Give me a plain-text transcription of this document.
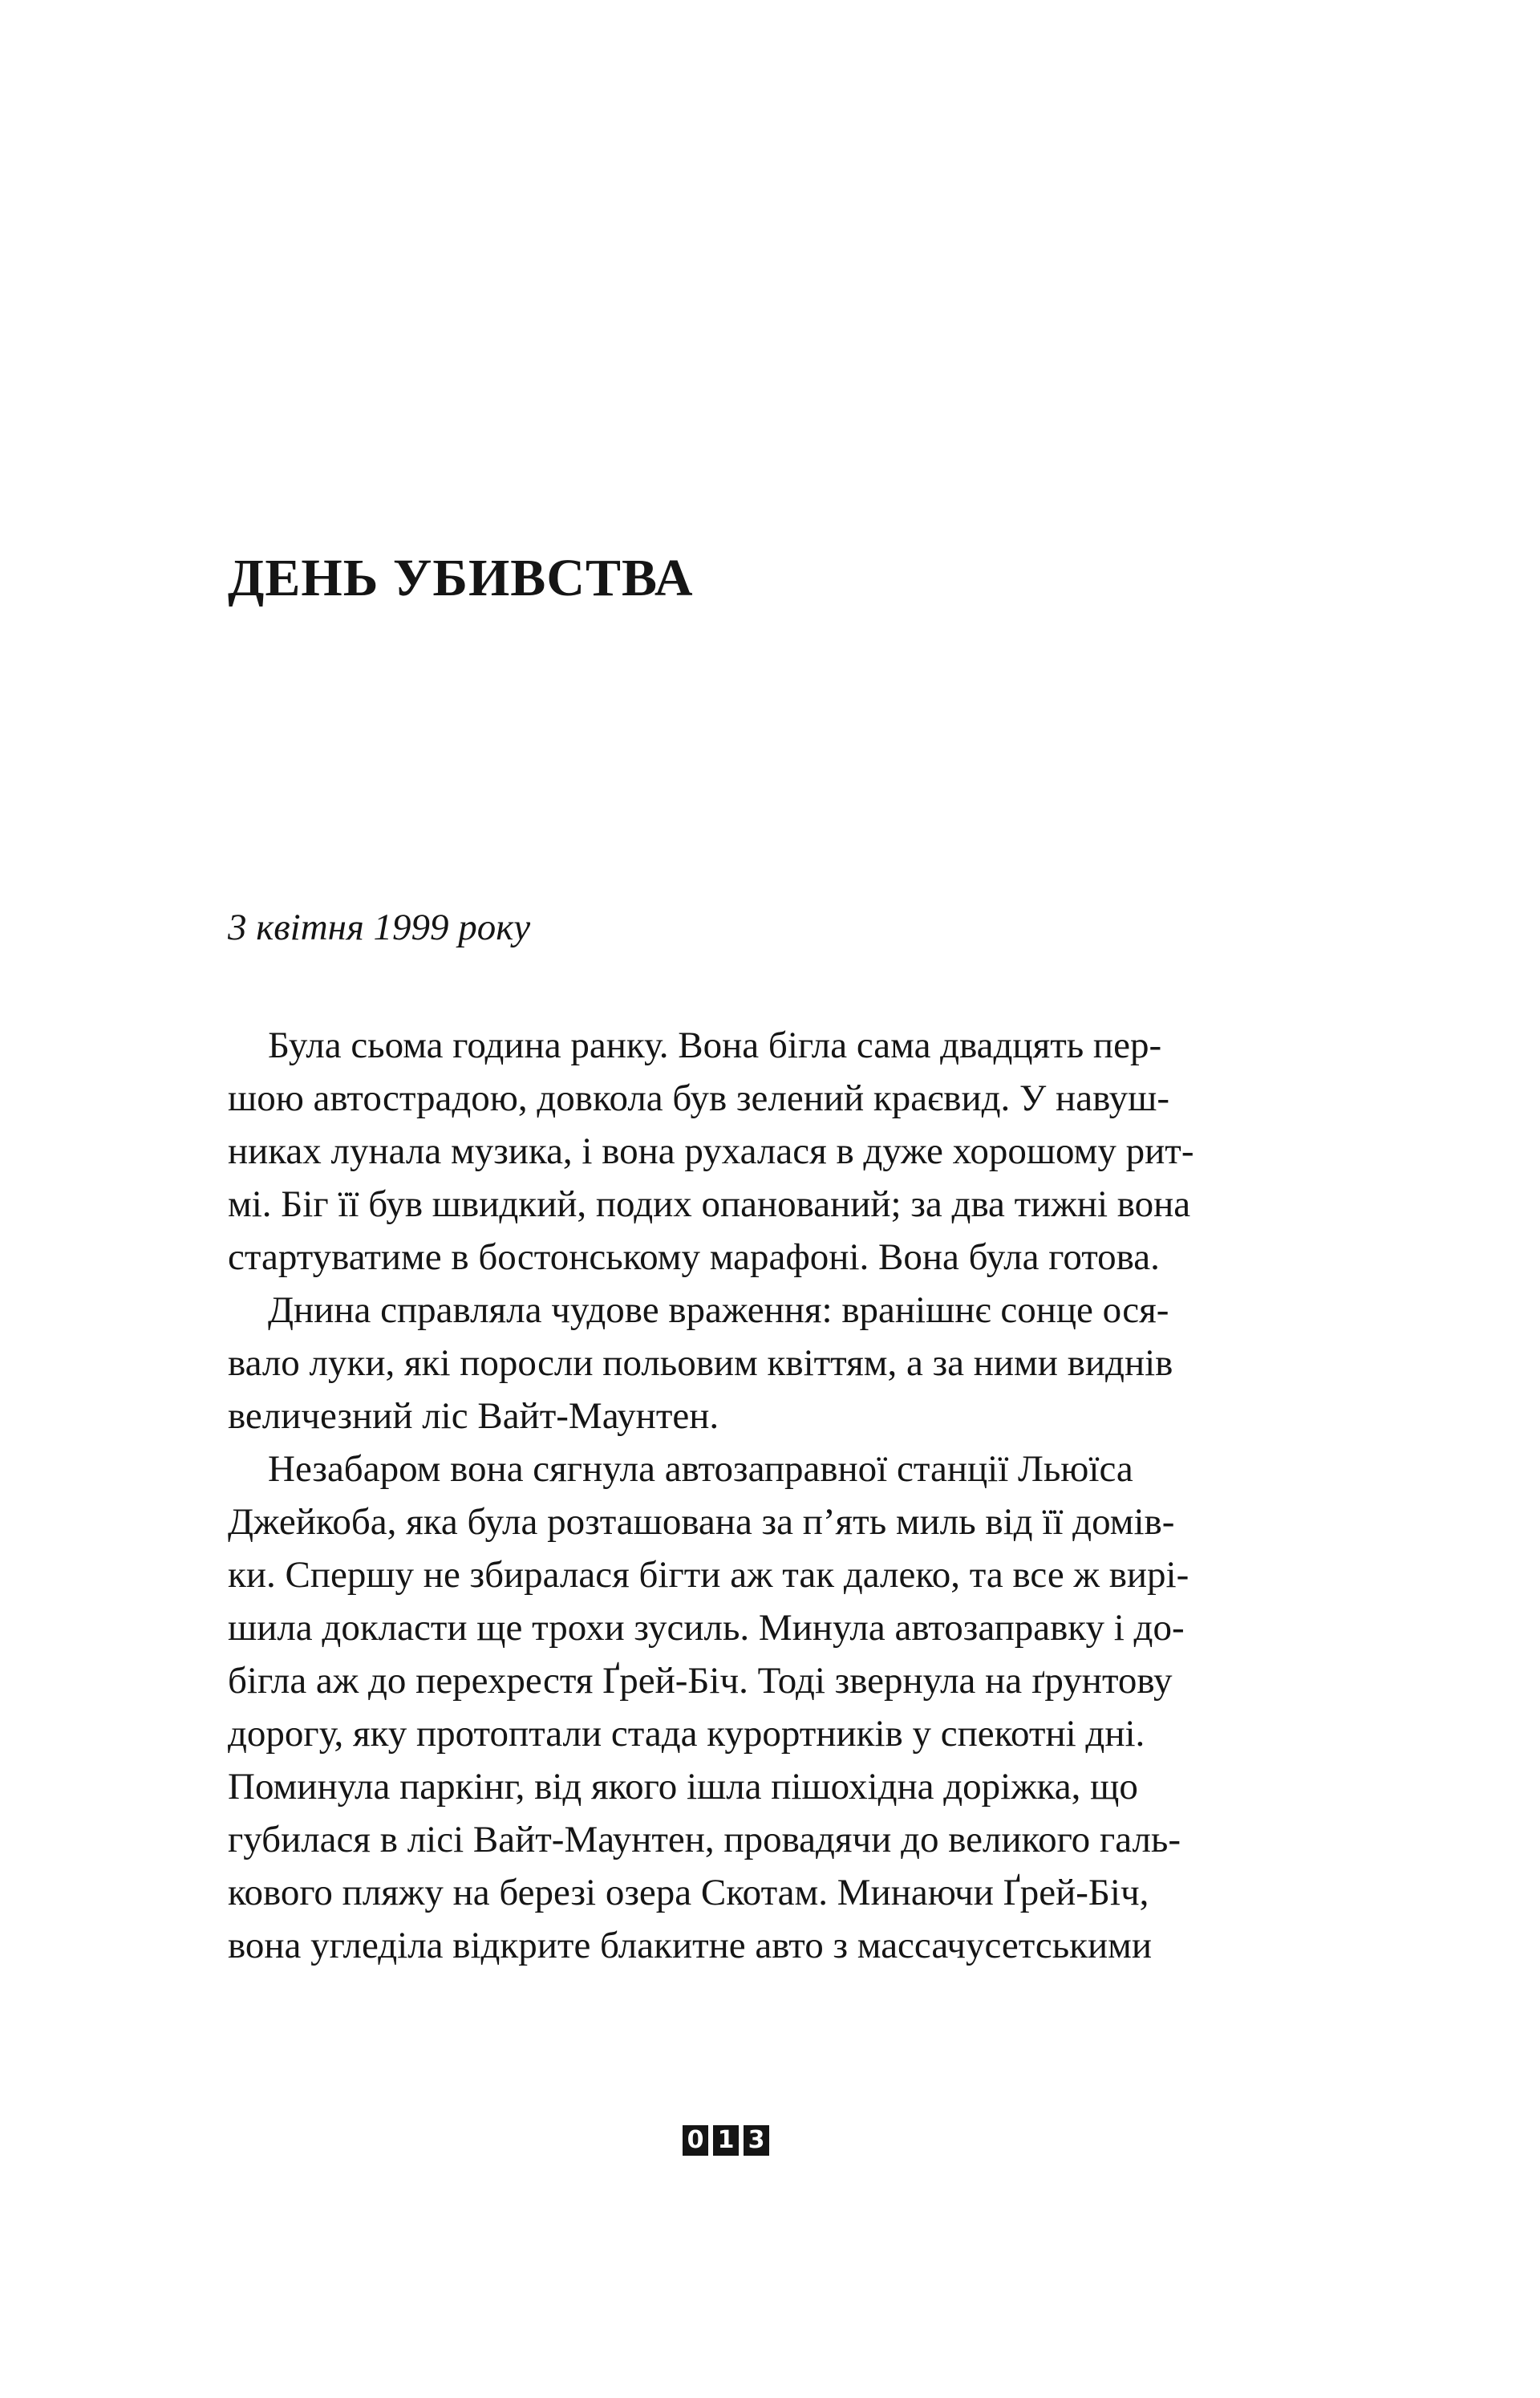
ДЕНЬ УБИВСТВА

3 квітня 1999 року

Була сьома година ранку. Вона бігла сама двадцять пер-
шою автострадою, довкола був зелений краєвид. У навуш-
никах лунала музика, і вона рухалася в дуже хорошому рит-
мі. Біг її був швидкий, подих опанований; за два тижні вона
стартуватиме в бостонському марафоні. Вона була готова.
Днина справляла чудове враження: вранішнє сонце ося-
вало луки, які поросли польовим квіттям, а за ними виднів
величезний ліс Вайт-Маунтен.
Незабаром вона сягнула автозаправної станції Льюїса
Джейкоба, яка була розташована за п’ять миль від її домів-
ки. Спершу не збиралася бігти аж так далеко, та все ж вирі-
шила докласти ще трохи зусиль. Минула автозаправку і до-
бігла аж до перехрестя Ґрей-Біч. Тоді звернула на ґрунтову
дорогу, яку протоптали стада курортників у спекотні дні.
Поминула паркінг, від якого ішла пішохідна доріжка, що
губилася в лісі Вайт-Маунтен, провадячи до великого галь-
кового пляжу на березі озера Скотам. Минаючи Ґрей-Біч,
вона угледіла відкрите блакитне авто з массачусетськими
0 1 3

══════════

Look through the data and show every line containing "бігла".

* [Reply]
Була сьома година ранку. Вона бігла сама двадцять пер-
бігла аж до перехрестя Ґрей-Біч. Тоді звернула на ґрунтову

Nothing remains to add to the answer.